DATASET ROWS →
= = = =
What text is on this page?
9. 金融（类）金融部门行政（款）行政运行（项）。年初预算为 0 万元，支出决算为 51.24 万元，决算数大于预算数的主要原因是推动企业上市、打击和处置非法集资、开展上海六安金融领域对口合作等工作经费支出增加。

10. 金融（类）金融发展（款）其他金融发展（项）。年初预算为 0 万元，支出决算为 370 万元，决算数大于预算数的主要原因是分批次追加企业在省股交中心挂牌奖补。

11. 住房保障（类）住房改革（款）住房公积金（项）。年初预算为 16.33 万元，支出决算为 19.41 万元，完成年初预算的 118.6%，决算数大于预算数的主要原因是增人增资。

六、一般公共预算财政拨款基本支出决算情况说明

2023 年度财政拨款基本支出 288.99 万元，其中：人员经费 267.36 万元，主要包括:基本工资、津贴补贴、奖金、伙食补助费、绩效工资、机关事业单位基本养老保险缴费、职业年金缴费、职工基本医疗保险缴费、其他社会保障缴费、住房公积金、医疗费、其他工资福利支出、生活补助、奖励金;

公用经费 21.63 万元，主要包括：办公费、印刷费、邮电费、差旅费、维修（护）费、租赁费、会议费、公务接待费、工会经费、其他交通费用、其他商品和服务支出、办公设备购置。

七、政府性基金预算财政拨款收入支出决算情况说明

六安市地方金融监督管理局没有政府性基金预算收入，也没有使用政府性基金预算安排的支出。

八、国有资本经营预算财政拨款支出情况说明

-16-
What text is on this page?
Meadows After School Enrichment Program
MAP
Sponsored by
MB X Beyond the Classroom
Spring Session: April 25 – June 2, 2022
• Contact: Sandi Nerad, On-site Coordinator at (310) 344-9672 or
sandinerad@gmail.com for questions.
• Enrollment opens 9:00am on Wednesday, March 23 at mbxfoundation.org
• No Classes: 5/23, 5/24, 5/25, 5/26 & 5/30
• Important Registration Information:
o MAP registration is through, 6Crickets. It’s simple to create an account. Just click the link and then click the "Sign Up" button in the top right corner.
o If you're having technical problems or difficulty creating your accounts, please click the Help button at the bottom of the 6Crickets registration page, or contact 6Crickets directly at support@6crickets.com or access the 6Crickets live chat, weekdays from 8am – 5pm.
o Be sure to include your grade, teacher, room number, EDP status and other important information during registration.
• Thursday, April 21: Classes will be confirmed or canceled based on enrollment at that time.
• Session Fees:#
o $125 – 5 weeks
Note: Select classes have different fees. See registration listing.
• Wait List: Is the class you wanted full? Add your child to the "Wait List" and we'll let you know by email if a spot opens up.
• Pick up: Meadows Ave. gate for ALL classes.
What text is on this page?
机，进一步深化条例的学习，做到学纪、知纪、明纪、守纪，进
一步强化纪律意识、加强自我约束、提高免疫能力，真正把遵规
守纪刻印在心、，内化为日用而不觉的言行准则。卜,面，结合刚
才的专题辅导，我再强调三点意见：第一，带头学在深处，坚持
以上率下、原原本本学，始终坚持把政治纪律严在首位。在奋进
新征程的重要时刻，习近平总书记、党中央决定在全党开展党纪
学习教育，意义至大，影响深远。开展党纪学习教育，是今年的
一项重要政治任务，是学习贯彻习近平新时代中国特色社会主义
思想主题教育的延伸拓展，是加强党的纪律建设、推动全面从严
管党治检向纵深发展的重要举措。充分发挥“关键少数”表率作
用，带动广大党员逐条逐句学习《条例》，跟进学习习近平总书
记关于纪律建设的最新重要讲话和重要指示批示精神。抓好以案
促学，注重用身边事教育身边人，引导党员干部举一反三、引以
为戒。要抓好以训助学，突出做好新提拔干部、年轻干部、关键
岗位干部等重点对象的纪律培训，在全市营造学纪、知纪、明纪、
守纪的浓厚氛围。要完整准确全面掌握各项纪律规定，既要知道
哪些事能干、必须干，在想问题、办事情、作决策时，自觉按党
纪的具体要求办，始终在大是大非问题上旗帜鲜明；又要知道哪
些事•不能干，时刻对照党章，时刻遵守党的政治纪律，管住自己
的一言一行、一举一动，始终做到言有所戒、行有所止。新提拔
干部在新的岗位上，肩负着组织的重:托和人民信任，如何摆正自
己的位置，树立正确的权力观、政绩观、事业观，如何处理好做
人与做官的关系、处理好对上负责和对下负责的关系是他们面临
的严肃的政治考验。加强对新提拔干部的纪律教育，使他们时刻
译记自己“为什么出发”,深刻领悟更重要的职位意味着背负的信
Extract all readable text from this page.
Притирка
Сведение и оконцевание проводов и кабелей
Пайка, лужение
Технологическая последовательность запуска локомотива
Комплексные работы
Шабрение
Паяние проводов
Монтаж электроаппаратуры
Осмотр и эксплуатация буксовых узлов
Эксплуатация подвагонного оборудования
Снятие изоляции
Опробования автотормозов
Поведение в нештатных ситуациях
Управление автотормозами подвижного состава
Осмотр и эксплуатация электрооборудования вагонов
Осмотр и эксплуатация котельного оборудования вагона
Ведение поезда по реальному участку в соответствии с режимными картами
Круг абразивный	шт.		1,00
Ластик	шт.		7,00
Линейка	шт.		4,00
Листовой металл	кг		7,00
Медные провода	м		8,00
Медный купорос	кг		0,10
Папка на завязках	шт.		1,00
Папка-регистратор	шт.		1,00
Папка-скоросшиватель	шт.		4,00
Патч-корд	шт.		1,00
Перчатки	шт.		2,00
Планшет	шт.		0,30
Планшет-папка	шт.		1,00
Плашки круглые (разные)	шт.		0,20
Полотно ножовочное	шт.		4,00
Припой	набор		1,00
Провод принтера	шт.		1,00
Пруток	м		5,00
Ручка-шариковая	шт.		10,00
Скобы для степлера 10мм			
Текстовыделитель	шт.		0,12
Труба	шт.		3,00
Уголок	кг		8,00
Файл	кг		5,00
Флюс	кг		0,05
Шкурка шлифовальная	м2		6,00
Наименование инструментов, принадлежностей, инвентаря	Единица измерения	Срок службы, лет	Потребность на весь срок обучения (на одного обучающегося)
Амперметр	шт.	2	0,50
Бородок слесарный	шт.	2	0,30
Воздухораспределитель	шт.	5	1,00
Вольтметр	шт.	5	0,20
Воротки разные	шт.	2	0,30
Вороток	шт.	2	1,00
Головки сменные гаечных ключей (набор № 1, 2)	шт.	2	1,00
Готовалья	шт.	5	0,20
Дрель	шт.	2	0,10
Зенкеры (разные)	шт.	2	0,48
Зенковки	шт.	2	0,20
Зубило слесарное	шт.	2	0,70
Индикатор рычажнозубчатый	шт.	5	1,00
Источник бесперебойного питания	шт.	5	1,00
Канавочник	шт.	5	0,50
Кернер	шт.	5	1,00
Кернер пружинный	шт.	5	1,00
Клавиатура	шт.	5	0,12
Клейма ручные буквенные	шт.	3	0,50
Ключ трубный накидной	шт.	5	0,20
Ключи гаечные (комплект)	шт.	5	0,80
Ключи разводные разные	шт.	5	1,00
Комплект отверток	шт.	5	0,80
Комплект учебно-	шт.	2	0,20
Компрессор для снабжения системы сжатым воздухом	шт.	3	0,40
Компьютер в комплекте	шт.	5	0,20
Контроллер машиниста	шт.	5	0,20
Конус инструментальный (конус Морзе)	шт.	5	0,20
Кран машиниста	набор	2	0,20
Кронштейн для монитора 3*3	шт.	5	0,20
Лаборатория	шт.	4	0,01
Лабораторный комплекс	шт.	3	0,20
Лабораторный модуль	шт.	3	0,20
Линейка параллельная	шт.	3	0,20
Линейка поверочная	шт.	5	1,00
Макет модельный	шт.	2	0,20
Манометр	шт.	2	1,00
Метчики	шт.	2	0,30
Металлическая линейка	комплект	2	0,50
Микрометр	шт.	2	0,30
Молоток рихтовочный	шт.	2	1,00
= = = =
WORK REQUIRED → Show all lines in the entries above where the word "проводов" appears.

FINAL ANSWER →
Сведение и оконцевание проводов и кабелей
Паяние проводов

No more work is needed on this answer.